=== Aim of the task ===
In the listing below, find every line containing "structure" and copy it out.

=-=-=-=-=

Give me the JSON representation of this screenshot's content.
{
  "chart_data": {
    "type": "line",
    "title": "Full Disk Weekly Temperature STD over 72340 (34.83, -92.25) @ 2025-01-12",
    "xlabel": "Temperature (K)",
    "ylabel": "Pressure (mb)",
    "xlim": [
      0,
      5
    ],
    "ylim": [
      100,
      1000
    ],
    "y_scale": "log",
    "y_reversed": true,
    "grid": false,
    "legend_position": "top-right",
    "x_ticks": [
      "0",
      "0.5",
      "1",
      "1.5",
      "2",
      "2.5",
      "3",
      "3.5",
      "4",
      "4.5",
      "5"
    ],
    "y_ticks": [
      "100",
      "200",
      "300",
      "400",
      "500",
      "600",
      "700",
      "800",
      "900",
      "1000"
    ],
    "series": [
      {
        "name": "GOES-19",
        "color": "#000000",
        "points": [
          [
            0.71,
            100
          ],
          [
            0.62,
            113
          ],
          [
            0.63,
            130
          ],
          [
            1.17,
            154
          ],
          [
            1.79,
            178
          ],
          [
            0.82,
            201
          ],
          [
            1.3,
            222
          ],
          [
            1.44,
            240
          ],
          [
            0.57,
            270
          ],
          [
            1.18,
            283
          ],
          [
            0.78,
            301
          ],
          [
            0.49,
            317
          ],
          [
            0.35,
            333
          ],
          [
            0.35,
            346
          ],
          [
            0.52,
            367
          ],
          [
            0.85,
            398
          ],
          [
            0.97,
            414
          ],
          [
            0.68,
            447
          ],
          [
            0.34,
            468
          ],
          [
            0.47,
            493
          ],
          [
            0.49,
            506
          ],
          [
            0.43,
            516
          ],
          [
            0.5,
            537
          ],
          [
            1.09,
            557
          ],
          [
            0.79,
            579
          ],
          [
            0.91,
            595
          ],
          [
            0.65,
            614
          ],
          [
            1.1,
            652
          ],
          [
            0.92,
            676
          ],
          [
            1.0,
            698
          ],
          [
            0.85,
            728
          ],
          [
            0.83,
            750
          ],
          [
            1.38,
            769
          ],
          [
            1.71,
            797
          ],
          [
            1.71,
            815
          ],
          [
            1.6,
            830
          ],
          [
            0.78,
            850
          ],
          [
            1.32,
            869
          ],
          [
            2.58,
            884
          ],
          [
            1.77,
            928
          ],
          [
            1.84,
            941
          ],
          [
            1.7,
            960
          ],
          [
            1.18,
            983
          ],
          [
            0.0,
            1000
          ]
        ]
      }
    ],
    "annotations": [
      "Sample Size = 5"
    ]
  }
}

=-=-=-=-=

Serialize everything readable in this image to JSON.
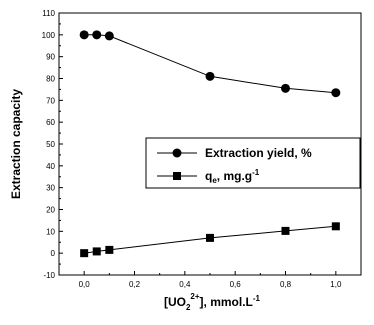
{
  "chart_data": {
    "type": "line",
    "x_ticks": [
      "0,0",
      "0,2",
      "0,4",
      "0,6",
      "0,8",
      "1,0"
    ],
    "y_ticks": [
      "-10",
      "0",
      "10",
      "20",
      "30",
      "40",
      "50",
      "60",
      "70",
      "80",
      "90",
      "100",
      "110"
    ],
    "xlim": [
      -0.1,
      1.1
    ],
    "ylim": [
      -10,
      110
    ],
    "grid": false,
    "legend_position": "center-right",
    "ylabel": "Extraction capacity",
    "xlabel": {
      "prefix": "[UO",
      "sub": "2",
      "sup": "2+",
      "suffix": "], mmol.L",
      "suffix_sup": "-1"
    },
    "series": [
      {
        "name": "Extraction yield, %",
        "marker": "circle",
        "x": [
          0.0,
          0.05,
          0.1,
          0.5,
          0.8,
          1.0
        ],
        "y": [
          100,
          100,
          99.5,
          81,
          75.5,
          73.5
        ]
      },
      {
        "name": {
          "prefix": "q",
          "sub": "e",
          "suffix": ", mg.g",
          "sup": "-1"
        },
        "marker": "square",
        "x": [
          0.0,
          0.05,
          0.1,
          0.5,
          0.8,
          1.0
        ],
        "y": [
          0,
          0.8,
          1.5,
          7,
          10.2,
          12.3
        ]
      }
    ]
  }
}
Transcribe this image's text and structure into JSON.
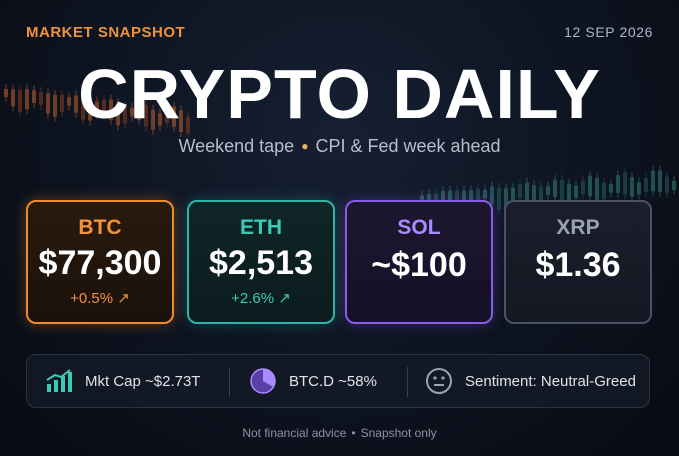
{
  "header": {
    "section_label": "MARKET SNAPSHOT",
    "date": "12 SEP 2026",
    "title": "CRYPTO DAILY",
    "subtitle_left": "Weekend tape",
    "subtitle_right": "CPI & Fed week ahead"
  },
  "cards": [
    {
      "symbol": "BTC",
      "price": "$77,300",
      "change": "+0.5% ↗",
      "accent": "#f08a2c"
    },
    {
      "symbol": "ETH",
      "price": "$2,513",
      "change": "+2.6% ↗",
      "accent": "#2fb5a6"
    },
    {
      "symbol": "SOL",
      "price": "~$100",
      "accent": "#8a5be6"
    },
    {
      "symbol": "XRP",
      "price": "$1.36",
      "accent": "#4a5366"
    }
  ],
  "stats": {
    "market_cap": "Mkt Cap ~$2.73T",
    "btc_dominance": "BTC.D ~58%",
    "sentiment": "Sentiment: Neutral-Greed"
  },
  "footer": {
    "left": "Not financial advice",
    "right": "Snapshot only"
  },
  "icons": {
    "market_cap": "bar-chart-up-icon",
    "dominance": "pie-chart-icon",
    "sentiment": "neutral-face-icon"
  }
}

=-=-=-=-=

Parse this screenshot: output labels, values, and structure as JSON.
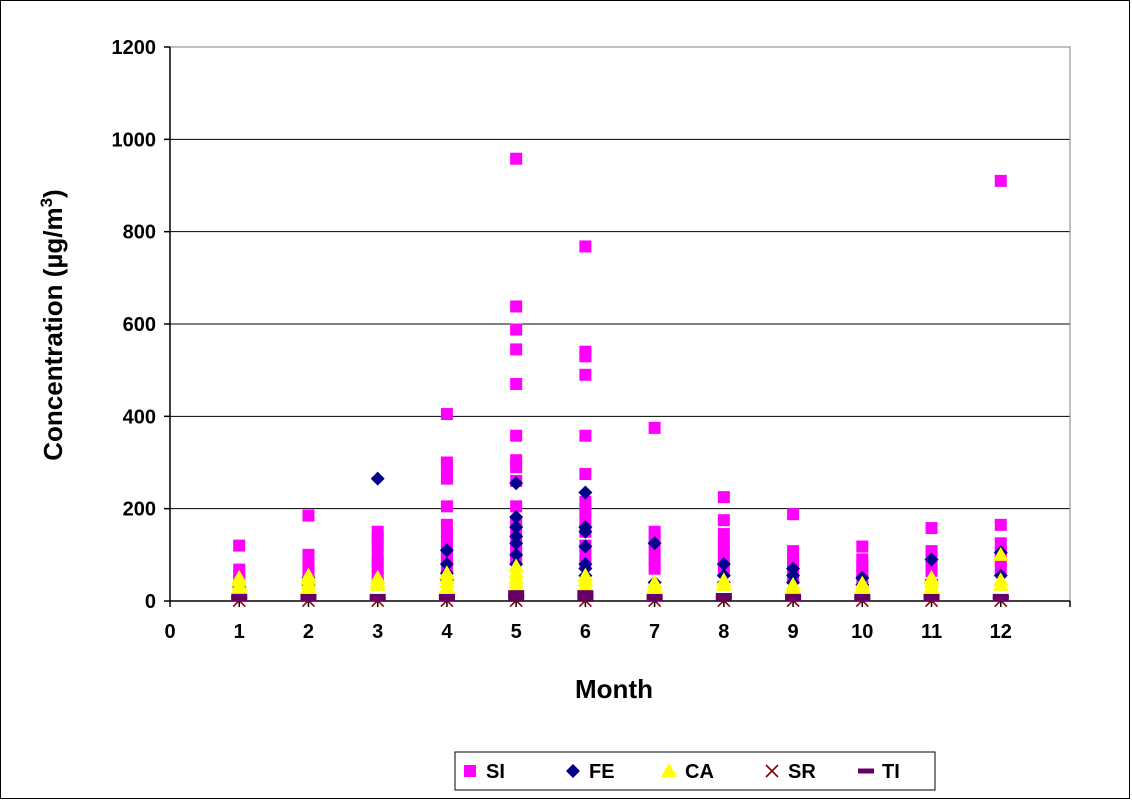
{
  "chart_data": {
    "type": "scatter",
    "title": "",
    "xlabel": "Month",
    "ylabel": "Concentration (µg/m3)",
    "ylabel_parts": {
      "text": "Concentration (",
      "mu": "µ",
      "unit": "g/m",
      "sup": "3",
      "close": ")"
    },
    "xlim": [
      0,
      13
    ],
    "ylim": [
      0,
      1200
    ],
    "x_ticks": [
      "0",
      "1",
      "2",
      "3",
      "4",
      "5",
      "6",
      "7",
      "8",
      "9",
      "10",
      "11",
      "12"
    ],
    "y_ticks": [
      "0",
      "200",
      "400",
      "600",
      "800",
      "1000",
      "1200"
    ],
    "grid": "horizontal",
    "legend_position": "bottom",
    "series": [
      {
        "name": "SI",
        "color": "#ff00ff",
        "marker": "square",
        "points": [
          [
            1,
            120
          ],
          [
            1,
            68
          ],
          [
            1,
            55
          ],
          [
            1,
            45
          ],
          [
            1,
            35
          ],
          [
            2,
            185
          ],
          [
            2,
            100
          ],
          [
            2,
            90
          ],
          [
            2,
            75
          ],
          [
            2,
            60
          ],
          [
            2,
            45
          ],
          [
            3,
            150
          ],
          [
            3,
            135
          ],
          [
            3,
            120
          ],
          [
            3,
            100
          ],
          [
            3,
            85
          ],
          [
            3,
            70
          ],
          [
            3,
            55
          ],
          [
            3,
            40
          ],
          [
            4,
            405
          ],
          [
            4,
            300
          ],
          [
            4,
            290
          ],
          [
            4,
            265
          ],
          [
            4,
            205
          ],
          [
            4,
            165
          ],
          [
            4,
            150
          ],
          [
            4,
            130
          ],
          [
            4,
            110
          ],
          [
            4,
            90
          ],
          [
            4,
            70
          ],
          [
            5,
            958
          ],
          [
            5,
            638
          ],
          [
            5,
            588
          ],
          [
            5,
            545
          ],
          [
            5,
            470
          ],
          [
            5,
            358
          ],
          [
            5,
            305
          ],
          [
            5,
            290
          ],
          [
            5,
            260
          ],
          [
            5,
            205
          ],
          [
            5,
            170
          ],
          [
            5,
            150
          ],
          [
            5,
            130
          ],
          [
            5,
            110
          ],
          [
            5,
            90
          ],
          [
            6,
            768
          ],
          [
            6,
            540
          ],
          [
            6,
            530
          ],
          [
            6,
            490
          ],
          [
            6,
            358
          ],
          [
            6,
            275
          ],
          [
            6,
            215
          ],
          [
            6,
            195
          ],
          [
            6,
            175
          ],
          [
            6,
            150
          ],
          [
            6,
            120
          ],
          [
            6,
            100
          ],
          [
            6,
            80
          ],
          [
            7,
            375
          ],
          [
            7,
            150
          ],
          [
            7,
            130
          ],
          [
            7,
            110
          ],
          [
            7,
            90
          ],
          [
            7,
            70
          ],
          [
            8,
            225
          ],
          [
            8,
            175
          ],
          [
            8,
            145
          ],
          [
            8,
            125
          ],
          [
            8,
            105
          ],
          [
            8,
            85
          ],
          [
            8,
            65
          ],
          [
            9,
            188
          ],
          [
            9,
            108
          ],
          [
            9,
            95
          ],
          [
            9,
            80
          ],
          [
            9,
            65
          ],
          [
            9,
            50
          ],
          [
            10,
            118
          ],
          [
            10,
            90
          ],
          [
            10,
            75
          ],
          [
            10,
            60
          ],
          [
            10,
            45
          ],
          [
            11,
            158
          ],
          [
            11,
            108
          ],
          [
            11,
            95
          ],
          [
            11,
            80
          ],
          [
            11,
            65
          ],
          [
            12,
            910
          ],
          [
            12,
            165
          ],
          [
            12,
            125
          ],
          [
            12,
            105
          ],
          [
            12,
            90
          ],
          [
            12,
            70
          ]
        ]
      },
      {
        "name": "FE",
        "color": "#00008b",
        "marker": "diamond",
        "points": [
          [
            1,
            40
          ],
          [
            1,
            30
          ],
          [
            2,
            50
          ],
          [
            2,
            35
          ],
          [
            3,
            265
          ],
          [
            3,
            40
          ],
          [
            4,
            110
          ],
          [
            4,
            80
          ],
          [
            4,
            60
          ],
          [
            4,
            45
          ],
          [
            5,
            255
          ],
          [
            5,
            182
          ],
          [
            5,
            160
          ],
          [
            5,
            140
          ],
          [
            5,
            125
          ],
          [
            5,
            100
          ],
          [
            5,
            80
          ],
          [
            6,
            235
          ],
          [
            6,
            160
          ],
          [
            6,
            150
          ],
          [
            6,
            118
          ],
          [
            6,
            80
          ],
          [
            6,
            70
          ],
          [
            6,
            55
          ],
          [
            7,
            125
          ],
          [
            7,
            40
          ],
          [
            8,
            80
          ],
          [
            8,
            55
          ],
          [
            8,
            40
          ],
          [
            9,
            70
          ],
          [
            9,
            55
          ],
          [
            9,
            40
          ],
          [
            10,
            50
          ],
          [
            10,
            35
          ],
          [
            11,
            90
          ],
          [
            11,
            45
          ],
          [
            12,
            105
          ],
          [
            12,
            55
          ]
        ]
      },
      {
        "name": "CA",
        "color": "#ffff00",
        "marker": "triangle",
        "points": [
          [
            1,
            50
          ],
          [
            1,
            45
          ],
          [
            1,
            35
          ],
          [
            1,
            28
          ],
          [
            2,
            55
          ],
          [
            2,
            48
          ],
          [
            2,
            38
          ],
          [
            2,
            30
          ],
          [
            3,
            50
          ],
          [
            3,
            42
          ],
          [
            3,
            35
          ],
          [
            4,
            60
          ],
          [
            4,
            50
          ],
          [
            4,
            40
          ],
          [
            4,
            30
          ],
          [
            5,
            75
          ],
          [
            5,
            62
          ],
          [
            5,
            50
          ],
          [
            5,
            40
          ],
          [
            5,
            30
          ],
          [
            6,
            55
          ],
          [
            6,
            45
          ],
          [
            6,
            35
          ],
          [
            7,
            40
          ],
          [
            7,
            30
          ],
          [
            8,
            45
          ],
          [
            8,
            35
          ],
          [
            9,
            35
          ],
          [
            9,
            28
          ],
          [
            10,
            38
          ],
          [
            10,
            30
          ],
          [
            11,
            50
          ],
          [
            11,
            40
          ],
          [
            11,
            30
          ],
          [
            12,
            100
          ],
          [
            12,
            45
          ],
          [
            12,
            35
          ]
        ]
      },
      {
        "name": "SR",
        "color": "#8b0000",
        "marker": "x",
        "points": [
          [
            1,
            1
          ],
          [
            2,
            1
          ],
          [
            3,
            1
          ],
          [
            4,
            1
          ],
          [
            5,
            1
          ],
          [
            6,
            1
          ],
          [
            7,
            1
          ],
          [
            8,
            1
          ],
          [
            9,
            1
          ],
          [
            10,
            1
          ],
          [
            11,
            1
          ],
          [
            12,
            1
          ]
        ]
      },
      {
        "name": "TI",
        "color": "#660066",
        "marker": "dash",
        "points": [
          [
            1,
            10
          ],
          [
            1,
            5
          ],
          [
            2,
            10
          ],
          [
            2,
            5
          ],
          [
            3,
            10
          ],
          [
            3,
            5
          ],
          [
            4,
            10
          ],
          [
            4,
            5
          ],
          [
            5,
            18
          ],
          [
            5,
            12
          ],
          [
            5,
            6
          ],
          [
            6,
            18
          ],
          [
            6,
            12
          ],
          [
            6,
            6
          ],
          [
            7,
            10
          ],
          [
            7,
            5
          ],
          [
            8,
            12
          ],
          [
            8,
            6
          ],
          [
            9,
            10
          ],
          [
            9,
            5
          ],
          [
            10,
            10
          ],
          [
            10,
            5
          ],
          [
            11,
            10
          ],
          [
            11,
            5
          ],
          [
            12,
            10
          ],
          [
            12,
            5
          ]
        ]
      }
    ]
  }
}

=-=-=-=-=

=== Exercise result ===
Transcribe this image's text and structure into JSON.
Parse this screenshot: output labels, values, and structure as JSON.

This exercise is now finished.